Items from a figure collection

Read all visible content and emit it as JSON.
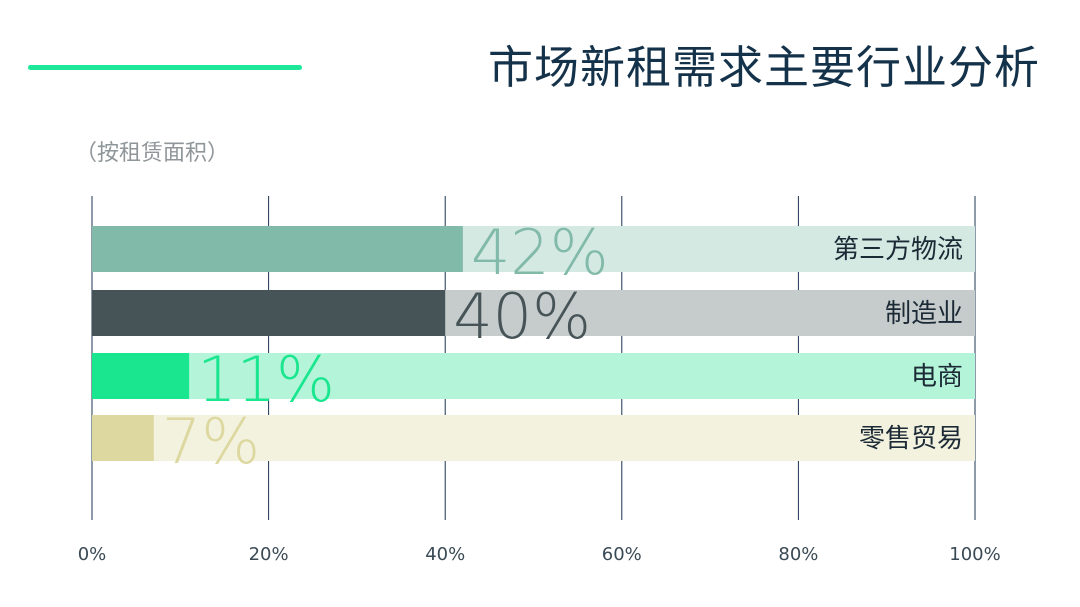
{
  "header": {
    "title": "市场新租需求主要行业分析",
    "subtitle": "（按租赁面积）",
    "accent_color": "#1de89a"
  },
  "chart_data": {
    "type": "bar",
    "orientation": "horizontal",
    "title": "市场新租需求主要行业分析",
    "subtitle": "（按租赁面积）",
    "categories": [
      "第三方物流",
      "制造业",
      "电商",
      "零售贸易"
    ],
    "values": [
      42,
      40,
      11,
      7
    ],
    "value_labels": [
      "42%",
      "40%",
      "11%",
      "7%"
    ],
    "bar_colors": [
      "#82baa9",
      "#465357",
      "#19e68e",
      "#ddd7a0"
    ],
    "track_colors": [
      "#d5e9e3",
      "#c6cbcc",
      "#b4f5d9",
      "#f3f2df"
    ],
    "value_label_colors": [
      "#82baa9",
      "#465357",
      "#19e68e",
      "#ddd7a0"
    ],
    "xlim": [
      0,
      100
    ],
    "x_ticks": [
      0,
      20,
      40,
      60,
      80,
      100
    ],
    "x_tick_labels": [
      "0%",
      "20%",
      "40%",
      "60%",
      "80%",
      "100%"
    ],
    "grid": true,
    "gridline_color": "#1b3450",
    "legend": "none"
  }
}
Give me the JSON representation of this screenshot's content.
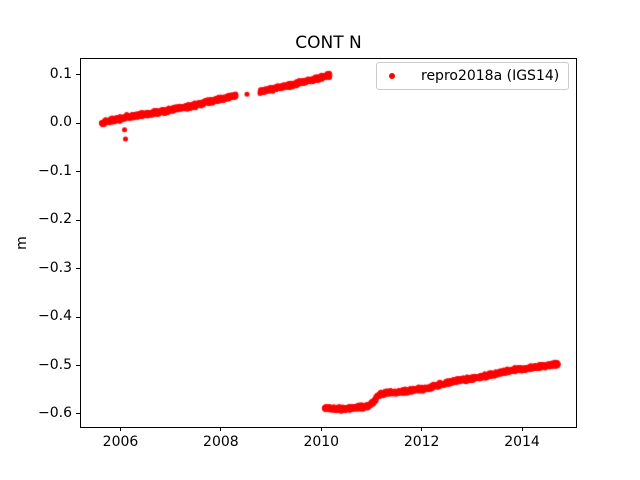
{
  "window": {
    "background": "#ffffff"
  },
  "chart_data": {
    "type": "scatter",
    "title": "CONT N",
    "xlabel": "",
    "ylabel": "m",
    "xlim": [
      2005.193,
      2015.075
    ],
    "ylim": [
      -0.627,
      0.1351
    ],
    "xticks": [
      2006,
      2008,
      2010,
      2012,
      2014
    ],
    "xtick_labels": [
      "2006",
      "2008",
      "2010",
      "2012",
      "2014"
    ],
    "yticks": [
      0.1,
      0.0,
      -0.1,
      -0.2,
      -0.3,
      -0.4,
      -0.5,
      -0.6
    ],
    "ytick_labels": [
      "0.1",
      "0.0",
      "−0.1",
      "−0.2",
      "−0.3",
      "−0.4",
      "−0.5",
      "−0.6"
    ],
    "grid": false,
    "legend_position": "upper right",
    "series": [
      {
        "name": "repro2018a (IGS14)",
        "color": "#ff0000",
        "marker": "dot",
        "marker_diameter_px": 5,
        "noise_halfwidth_m": 0.004,
        "segments": [
          {
            "desc": "pre-offset band (rises 0.00 to 0.06 m)",
            "anchors": [
              [
                2005.62,
                0.0
              ],
              [
                2005.72,
                0.004
              ],
              [
                2005.85,
                0.007
              ],
              [
                2006.0,
                0.01
              ],
              [
                2006.15,
                0.013
              ],
              [
                2006.3,
                0.016
              ],
              [
                2006.45,
                0.018
              ],
              [
                2006.6,
                0.02
              ],
              [
                2006.75,
                0.023
              ],
              [
                2006.9,
                0.026
              ],
              [
                2007.05,
                0.03
              ],
              [
                2007.2,
                0.032
              ],
              [
                2007.35,
                0.034
              ],
              [
                2007.5,
                0.038
              ],
              [
                2007.65,
                0.042
              ],
              [
                2007.8,
                0.046
              ],
              [
                2007.95,
                0.049
              ],
              [
                2008.1,
                0.053
              ],
              [
                2008.3,
                0.058
              ]
            ]
          },
          {
            "desc": "isolated point in data gap",
            "anchors": [
              [
                2008.52,
                0.06
              ]
            ]
          },
          {
            "desc": "pre-offset band continues (0.065 to 0.100 m)",
            "anchors": [
              [
                2008.78,
                0.065
              ],
              [
                2008.95,
                0.069
              ],
              [
                2009.1,
                0.073
              ],
              [
                2009.3,
                0.077
              ],
              [
                2009.5,
                0.082
              ],
              [
                2009.7,
                0.087
              ],
              [
                2009.9,
                0.092
              ],
              [
                2010.05,
                0.096
              ],
              [
                2010.17,
                0.1
              ]
            ]
          },
          {
            "desc": "post-offset band (-0.59 recovering to -0.50 m, small step near 2011.1)",
            "anchors": [
              [
                2010.06,
                -0.588
              ],
              [
                2010.2,
                -0.589
              ],
              [
                2010.4,
                -0.59
              ],
              [
                2010.6,
                -0.588
              ],
              [
                2010.8,
                -0.586
              ],
              [
                2010.95,
                -0.583
              ],
              [
                2011.05,
                -0.575
              ],
              [
                2011.12,
                -0.563
              ],
              [
                2011.2,
                -0.558
              ],
              [
                2011.35,
                -0.556
              ],
              [
                2011.55,
                -0.555
              ],
              [
                2011.75,
                -0.552
              ],
              [
                2011.95,
                -0.549
              ],
              [
                2012.15,
                -0.546
              ],
              [
                2012.35,
                -0.54
              ],
              [
                2012.55,
                -0.534
              ],
              [
                2012.75,
                -0.53
              ],
              [
                2012.95,
                -0.528
              ],
              [
                2013.15,
                -0.524
              ],
              [
                2013.35,
                -0.52
              ],
              [
                2013.55,
                -0.515
              ],
              [
                2013.75,
                -0.511
              ],
              [
                2013.95,
                -0.508
              ],
              [
                2014.15,
                -0.505
              ],
              [
                2014.35,
                -0.502
              ],
              [
                2014.55,
                -0.499
              ],
              [
                2014.72,
                -0.497
              ]
            ]
          }
        ],
        "outliers": [
          [
            2006.08,
            -0.013
          ],
          [
            2006.1,
            -0.032
          ]
        ]
      }
    ]
  }
}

What you should do: Show the lines that mention the word "desc".

Response to the task:
            "desc": "pre-offset band (rises 0.00 to 0.06 m)",
            "desc": "isolated point in data gap",
            "desc": "pre-offset band continues (0.065 to 0.100 m)",
            "desc": "post-offset band (-0.59 recovering to -0.50 m, small step near 2011.1)",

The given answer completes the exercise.